(Figure collection entries)
-*-

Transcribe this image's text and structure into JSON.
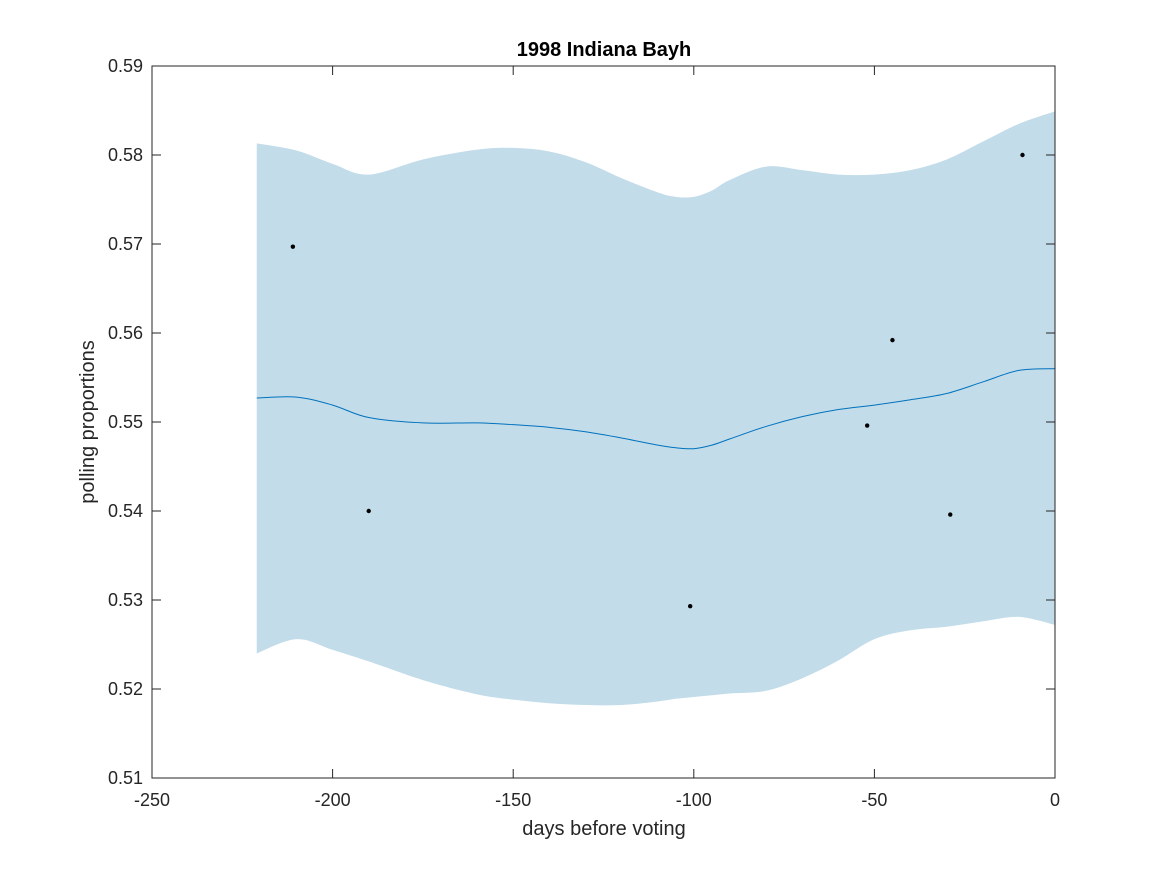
{
  "chart_data": {
    "type": "line",
    "title": "1998 Indiana Bayh",
    "xlabel": "days before voting",
    "ylabel": "polling proportions",
    "xlim": [
      -250,
      0
    ],
    "ylim": [
      0.51,
      0.59
    ],
    "xticks": [
      -250,
      -200,
      -150,
      -100,
      -50,
      0
    ],
    "xtick_labels": [
      "-250",
      "-200",
      "-150",
      "-100",
      "-50",
      "0"
    ],
    "yticks": [
      0.51,
      0.52,
      0.53,
      0.54,
      0.55,
      0.56,
      0.57,
      0.58,
      0.59
    ],
    "ytick_labels": [
      "0.51",
      "0.52",
      "0.53",
      "0.54",
      "0.55",
      "0.56",
      "0.57",
      "0.58",
      "0.59"
    ],
    "grid": false,
    "colors": {
      "band": "#c2dcea",
      "mean_line": "#0072bd",
      "points": "#000000",
      "axes": "#262626"
    },
    "mean": {
      "x": [
        -221,
        -210,
        -200,
        -190,
        -175,
        -160,
        -150,
        -140,
        -130,
        -120,
        -110,
        -105,
        -100,
        -95,
        -90,
        -80,
        -70,
        -60,
        -50,
        -40,
        -30,
        -20,
        -10,
        0
      ],
      "y": [
        0.5527,
        0.5528,
        0.5519,
        0.5505,
        0.5499,
        0.5499,
        0.5497,
        0.5494,
        0.5489,
        0.5482,
        0.5474,
        0.5471,
        0.547,
        0.5474,
        0.5481,
        0.5495,
        0.5506,
        0.5514,
        0.5519,
        0.5525,
        0.5532,
        0.5545,
        0.5558,
        0.556
      ]
    },
    "band": {
      "x": [
        -221,
        -210,
        -200,
        -190,
        -175,
        -160,
        -150,
        -140,
        -130,
        -120,
        -110,
        -105,
        -100,
        -95,
        -90,
        -80,
        -70,
        -60,
        -50,
        -40,
        -30,
        -20,
        -10,
        0
      ],
      "upper": [
        0.5813,
        0.5805,
        0.579,
        0.5778,
        0.5795,
        0.5806,
        0.5808,
        0.5804,
        0.5792,
        0.5774,
        0.5758,
        0.5753,
        0.5753,
        0.576,
        0.5772,
        0.5787,
        0.5783,
        0.5778,
        0.5778,
        0.5783,
        0.5795,
        0.5815,
        0.5835,
        0.5849
      ],
      "lower": [
        0.524,
        0.5256,
        0.5244,
        0.5231,
        0.521,
        0.5194,
        0.5188,
        0.5184,
        0.5182,
        0.5182,
        0.5186,
        0.5189,
        0.5191,
        0.5193,
        0.5195,
        0.5198,
        0.5212,
        0.5232,
        0.5256,
        0.5266,
        0.527,
        0.5276,
        0.5281,
        0.5272
      ]
    },
    "points": {
      "x": [
        -211,
        -190,
        -101,
        -52,
        -45,
        -29,
        -9
      ],
      "y": [
        0.5697,
        0.54,
        0.5293,
        0.5496,
        0.5592,
        0.5396,
        0.58
      ]
    }
  }
}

-*-

§ Exercise instructions
Strip out the images, then output the records above word for word.

§ Solution for this problem
Transcribe this image's text and structure into JSON.
{
  "chart_data": {
    "type": "line",
    "title": "1998 Indiana Bayh",
    "xlabel": "days before voting",
    "ylabel": "polling proportions",
    "xlim": [
      -250,
      0
    ],
    "ylim": [
      0.51,
      0.59
    ],
    "xticks": [
      -250,
      -200,
      -150,
      -100,
      -50,
      0
    ],
    "xtick_labels": [
      "-250",
      "-200",
      "-150",
      "-100",
      "-50",
      "0"
    ],
    "yticks": [
      0.51,
      0.52,
      0.53,
      0.54,
      0.55,
      0.56,
      0.57,
      0.58,
      0.59
    ],
    "ytick_labels": [
      "0.51",
      "0.52",
      "0.53",
      "0.54",
      "0.55",
      "0.56",
      "0.57",
      "0.58",
      "0.59"
    ],
    "grid": false,
    "colors": {
      "band": "#c2dcea",
      "mean_line": "#0072bd",
      "points": "#000000",
      "axes": "#262626"
    },
    "mean": {
      "x": [
        -221,
        -210,
        -200,
        -190,
        -175,
        -160,
        -150,
        -140,
        -130,
        -120,
        -110,
        -105,
        -100,
        -95,
        -90,
        -80,
        -70,
        -60,
        -50,
        -40,
        -30,
        -20,
        -10,
        0
      ],
      "y": [
        0.5527,
        0.5528,
        0.5519,
        0.5505,
        0.5499,
        0.5499,
        0.5497,
        0.5494,
        0.5489,
        0.5482,
        0.5474,
        0.5471,
        0.547,
        0.5474,
        0.5481,
        0.5495,
        0.5506,
        0.5514,
        0.5519,
        0.5525,
        0.5532,
        0.5545,
        0.5558,
        0.556
      ]
    },
    "band": {
      "x": [
        -221,
        -210,
        -200,
        -190,
        -175,
        -160,
        -150,
        -140,
        -130,
        -120,
        -110,
        -105,
        -100,
        -95,
        -90,
        -80,
        -70,
        -60,
        -50,
        -40,
        -30,
        -20,
        -10,
        0
      ],
      "upper": [
        0.5813,
        0.5805,
        0.579,
        0.5778,
        0.5795,
        0.5806,
        0.5808,
        0.5804,
        0.5792,
        0.5774,
        0.5758,
        0.5753,
        0.5753,
        0.576,
        0.5772,
        0.5787,
        0.5783,
        0.5778,
        0.5778,
        0.5783,
        0.5795,
        0.5815,
        0.5835,
        0.5849
      ],
      "lower": [
        0.524,
        0.5256,
        0.5244,
        0.5231,
        0.521,
        0.5194,
        0.5188,
        0.5184,
        0.5182,
        0.5182,
        0.5186,
        0.5189,
        0.5191,
        0.5193,
        0.5195,
        0.5198,
        0.5212,
        0.5232,
        0.5256,
        0.5266,
        0.527,
        0.5276,
        0.5281,
        0.5272
      ]
    },
    "points": {
      "x": [
        -211,
        -190,
        -101,
        -52,
        -45,
        -29,
        -9
      ],
      "y": [
        0.5697,
        0.54,
        0.5293,
        0.5496,
        0.5592,
        0.5396,
        0.58
      ]
    }
  }
}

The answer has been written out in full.